### Source records
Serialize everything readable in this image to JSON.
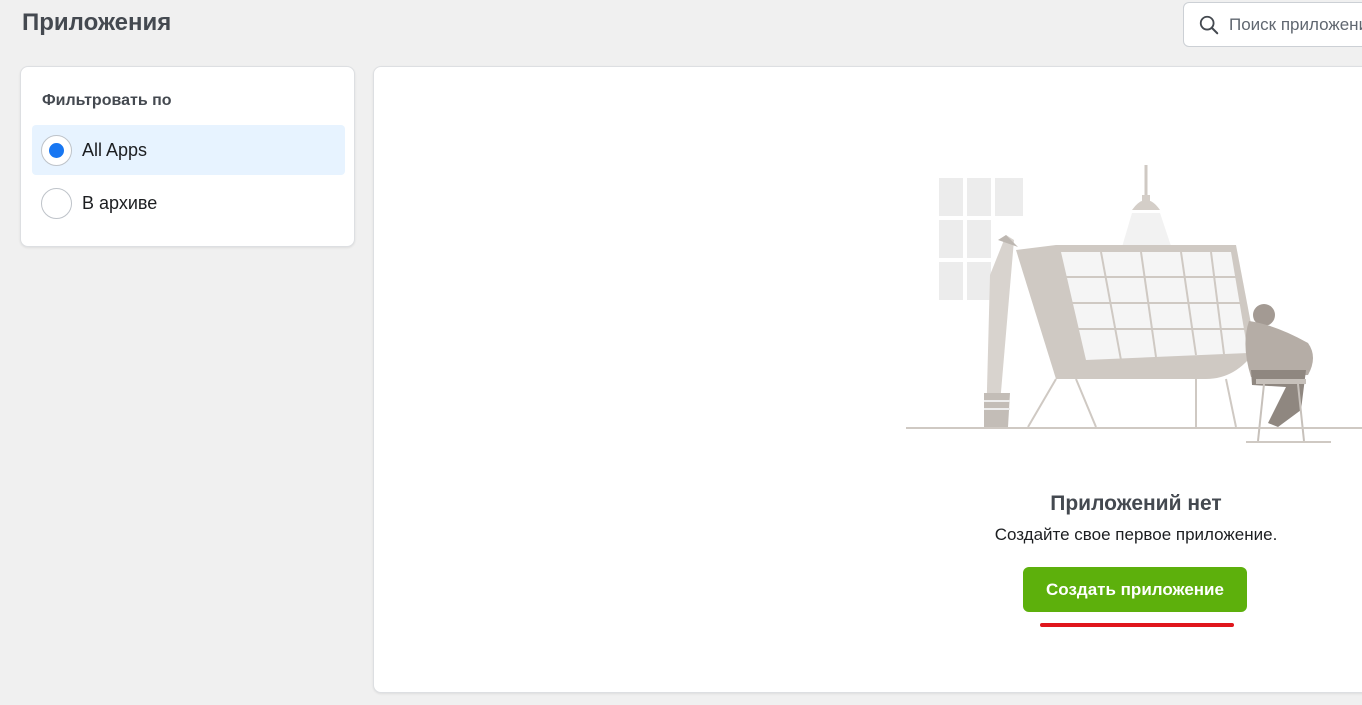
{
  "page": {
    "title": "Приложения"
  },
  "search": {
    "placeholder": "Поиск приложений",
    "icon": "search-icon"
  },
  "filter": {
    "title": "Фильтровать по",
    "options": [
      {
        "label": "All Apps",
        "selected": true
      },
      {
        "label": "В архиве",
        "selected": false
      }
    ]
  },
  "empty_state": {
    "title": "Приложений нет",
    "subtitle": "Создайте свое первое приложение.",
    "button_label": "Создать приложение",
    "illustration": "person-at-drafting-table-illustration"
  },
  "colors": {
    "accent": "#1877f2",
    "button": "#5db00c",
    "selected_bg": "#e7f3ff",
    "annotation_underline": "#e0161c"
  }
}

### Direction
Return every line containing "приложение".

### Exercise output
    "subtitle": "Создайте свое первое приложение.",
    "button_label": "Создать приложение",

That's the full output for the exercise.